» WHAT YOU NEED TO DO:
• A. Could you copy the listing, word for word, from the line with "x-tick-label: 2020/1/20: [293, 261, 369, 337]" through the line with "What elements are", including both of those lines?
• B. Can you continue the piece about career and college plans from the point where it stops?

» EXTRACT PROVIDED:
↓
Well, now I’m really in to running. I love triathlons too. I know I’m going to play sports in college, but which ones?

Recently I’ve been thinking about become a humane officer. It pains me to know that so many animals are suffering and abused. I want to dedicate my life to stopping the cruelty that takes place everyday.  I want to do this, but there are some issues.

A humane officer makes 32,000 dollars annually. I don’t have millions of dollars in family money, I don’t have a billion dollars in my bank account, and I want to stay in California. I’m afraid 32,000 dollars would not be enough to have a home, a car, and eventually kids.

So, my plan is now to stick with being an environmental lawyer. I still really want to be a humane officer though…

Again, on the topic of money, I realized that I’m not going to have enough money to go to any of the colleges I want to go to. I could go to junior college. It would save a lot of money and I can save up for my next two years at a university.
↑
[Raw records]
↓
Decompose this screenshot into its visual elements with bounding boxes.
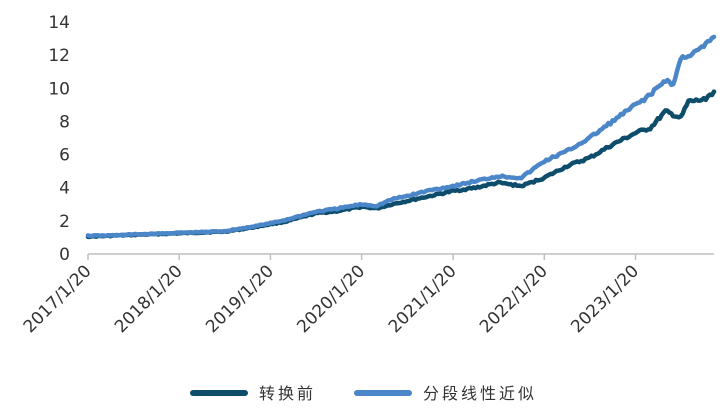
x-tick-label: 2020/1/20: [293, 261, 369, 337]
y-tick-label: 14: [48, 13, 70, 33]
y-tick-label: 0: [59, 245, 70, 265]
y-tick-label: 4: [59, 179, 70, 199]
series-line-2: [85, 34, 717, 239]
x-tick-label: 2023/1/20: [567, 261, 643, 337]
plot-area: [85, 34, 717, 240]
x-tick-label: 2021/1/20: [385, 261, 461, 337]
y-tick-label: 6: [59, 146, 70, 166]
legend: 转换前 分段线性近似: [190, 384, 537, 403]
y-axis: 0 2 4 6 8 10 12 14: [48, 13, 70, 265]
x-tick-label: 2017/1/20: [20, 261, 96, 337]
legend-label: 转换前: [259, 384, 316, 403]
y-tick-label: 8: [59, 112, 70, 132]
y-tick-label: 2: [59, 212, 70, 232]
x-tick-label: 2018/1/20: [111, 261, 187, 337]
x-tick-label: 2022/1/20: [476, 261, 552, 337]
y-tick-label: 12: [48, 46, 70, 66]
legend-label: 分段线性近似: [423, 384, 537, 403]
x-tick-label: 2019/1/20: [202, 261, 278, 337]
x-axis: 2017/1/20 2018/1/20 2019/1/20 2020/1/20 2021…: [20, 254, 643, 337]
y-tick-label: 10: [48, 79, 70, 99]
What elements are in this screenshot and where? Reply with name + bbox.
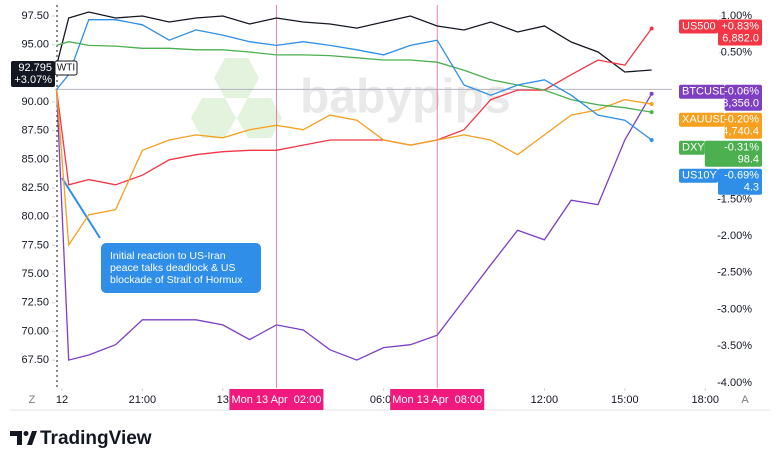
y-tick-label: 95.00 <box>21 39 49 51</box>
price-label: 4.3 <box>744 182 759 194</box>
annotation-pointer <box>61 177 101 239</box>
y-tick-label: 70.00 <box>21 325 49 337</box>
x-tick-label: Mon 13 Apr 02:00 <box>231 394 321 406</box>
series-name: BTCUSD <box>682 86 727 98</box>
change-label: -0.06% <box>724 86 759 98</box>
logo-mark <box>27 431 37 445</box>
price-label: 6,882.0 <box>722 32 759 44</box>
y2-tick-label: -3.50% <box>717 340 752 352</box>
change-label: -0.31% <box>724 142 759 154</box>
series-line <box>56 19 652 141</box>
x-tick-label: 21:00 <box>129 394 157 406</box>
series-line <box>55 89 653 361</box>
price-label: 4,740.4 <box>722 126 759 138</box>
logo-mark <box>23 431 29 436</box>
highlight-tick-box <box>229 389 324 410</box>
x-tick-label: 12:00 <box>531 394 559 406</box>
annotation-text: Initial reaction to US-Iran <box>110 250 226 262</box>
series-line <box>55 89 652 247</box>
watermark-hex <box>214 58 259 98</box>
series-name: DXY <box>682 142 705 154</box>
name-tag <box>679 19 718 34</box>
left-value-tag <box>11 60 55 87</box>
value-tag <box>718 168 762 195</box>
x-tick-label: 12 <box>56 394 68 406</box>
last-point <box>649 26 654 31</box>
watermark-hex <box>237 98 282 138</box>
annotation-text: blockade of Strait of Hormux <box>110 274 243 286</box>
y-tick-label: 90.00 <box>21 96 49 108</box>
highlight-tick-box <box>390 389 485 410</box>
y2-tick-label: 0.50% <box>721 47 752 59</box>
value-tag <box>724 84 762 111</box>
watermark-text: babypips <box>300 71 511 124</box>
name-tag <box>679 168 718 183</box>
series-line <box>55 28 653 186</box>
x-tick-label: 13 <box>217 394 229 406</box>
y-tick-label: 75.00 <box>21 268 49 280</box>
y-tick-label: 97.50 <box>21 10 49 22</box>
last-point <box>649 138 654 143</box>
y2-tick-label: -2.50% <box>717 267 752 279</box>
↑
» RESPONSES TO THE TASKS:
• A.
x-tick-label: 2020/1/20: [293, 261, 369, 337]
y-tick-label: 14: [48, 13, 70, 33]
y-tick-label: 0: [59, 245, 70, 265]
y-tick-label: 4: [59, 179, 70, 199]
series-line-2: [85, 34, 717, 239]
x-tick-label: 2023/1/20: [567, 261, 643, 337]
plot-area: [85, 34, 717, 240]
x-tick-label: 2021/1/20: [385, 261, 461, 337]
y-tick-label: 6: [59, 146, 70, 166]
legend: 转换前 分段线性近似: [190, 384, 537, 403]
y-axis: 0 2 4 6 8 10 12 14: [48, 13, 70, 265]
x-tick-label: 2017/1/20: [20, 261, 96, 337]
legend-label: 转换前: [259, 384, 316, 403]
y-tick-label: 8: [59, 112, 70, 132]
y-tick-label: 2: [59, 212, 70, 232]
x-tick-label: 2018/1/20: [111, 261, 187, 337]
x-tick-label: 2022/1/20: [476, 261, 552, 337]
y-tick-label: 12: [48, 46, 70, 66]
legend-label: 分段线性近似: [423, 384, 537, 403]
x-tick-label: 2019/1/20: [202, 261, 278, 337]
x-axis: 2017/1/20 2018/1/20 2019/1/20 2020/1/20 2021…: [20, 254, 643, 337]
y-tick-label: 10: [48, 79, 70, 99]
What elements are in this screenshot and where? Reply with name + bbox.

• B.
I also want to take a gap year and go to the Peace Corps…

Will I go straight to a four year school? I wonder where I’m going to live after college? What college am I going to go to? What law school will I go to? Will I still want to be a lawyer, or will my opinions change? What sports will I play? Will I have a boyfriend? Will I get married? Am I going to have kids? When will I retire? Will I become a humane officer?

I don’t know, honestly. But maybe in thirty years, I’ll come back to this post and reflect on everything I did or didn’t do.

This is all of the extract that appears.